» **Structured figure records**
begin

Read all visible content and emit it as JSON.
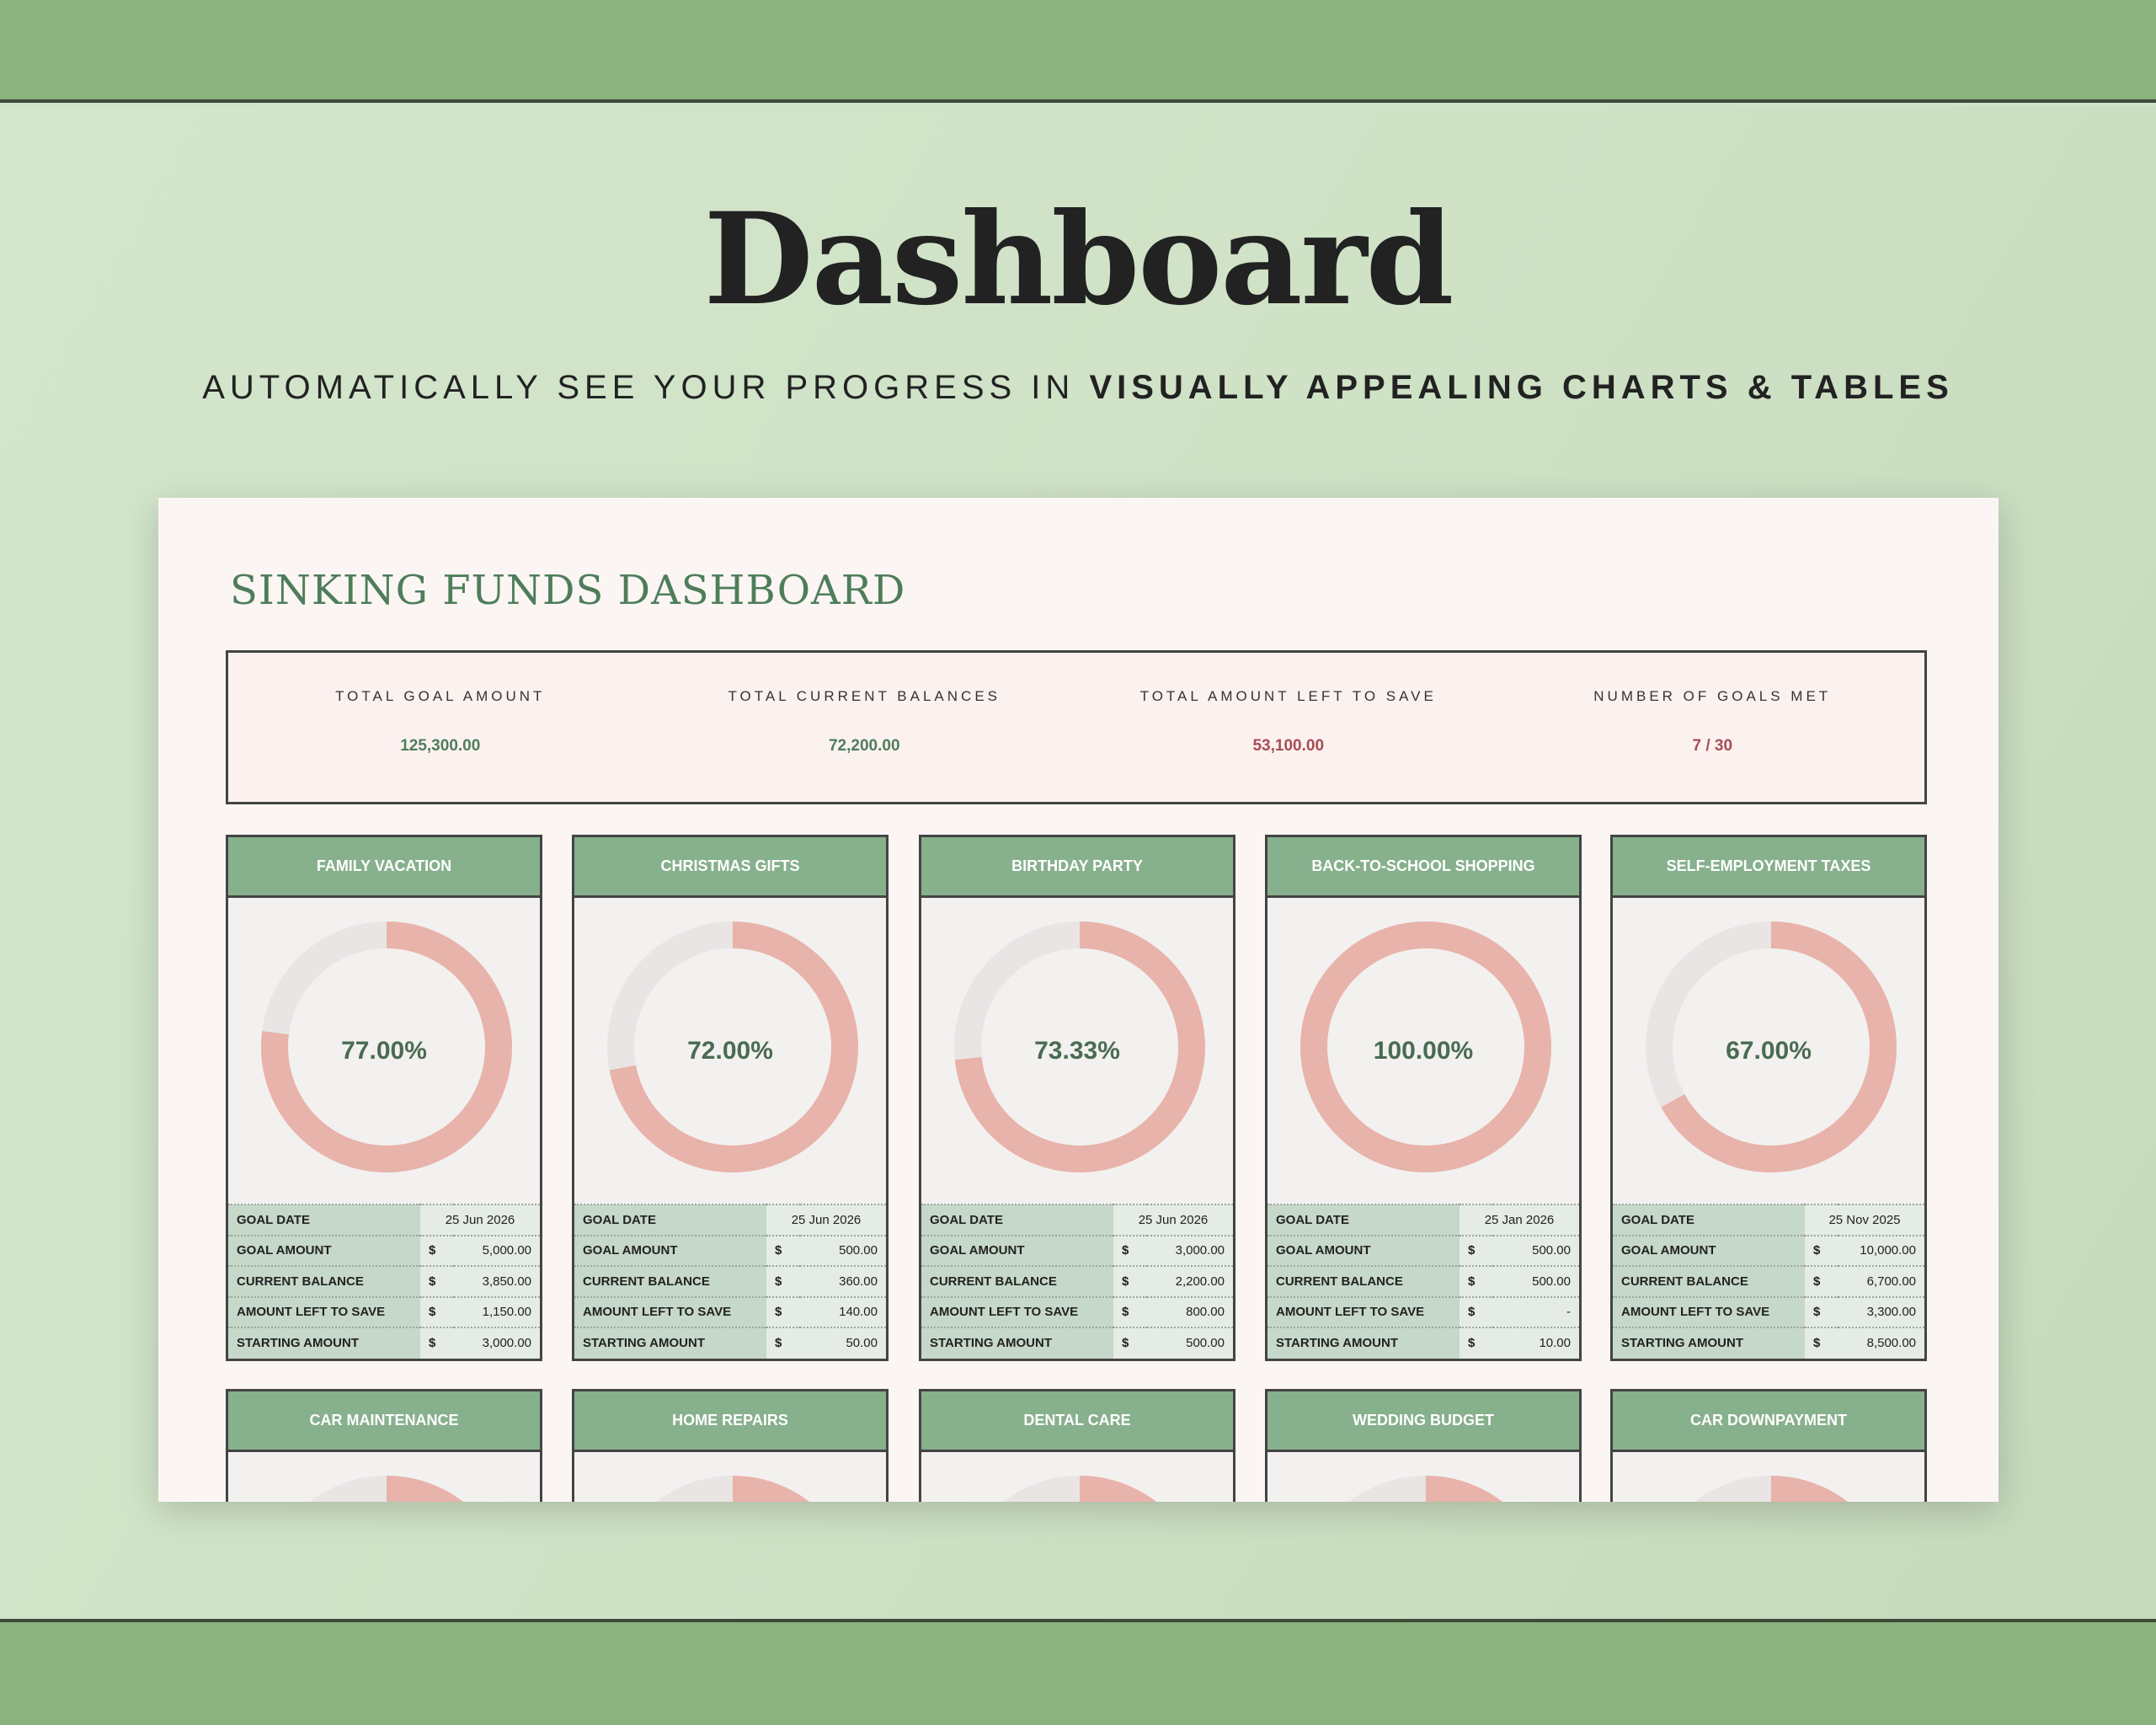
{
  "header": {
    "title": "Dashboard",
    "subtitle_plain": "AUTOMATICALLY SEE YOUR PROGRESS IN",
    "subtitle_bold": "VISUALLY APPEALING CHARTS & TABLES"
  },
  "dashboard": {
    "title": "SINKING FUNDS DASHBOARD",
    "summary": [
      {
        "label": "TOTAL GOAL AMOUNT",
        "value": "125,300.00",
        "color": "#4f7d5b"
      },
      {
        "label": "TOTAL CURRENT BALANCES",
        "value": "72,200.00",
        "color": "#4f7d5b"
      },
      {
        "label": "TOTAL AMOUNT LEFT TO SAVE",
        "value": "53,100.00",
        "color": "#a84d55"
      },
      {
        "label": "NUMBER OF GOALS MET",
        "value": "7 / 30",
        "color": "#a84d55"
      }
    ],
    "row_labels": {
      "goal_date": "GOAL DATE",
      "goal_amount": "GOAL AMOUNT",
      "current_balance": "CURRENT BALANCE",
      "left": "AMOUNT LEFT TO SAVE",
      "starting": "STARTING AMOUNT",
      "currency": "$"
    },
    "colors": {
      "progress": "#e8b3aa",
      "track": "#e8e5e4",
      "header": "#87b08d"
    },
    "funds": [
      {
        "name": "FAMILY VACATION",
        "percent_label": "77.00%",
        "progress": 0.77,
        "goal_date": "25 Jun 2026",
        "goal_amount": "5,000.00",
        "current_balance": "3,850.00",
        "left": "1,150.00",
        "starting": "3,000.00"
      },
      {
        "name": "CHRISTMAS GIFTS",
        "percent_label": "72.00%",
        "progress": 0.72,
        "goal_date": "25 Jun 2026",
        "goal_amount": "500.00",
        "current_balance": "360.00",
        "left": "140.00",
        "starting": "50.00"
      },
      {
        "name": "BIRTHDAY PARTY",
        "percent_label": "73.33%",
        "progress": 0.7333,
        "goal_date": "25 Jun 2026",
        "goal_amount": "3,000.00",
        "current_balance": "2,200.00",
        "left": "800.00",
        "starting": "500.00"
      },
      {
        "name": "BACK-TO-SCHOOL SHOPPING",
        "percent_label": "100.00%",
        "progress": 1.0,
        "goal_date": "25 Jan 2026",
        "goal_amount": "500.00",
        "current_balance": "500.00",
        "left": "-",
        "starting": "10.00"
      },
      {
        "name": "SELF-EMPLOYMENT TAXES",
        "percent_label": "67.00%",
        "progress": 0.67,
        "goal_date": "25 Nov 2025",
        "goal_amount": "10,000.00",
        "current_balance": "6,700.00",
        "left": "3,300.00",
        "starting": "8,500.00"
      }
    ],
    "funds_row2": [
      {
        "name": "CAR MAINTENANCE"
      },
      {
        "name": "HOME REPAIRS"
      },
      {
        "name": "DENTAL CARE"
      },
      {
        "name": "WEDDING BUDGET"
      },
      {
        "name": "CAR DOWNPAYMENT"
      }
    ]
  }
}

end

» **REQUIREMENTS**
Pull out each line holding the string "SAVE".

» **RIGHT ANSWER**
        "label": "TOTAL AMOUNT LEFT TO SAVE",
      "left": "AMOUNT LEFT TO SAVE",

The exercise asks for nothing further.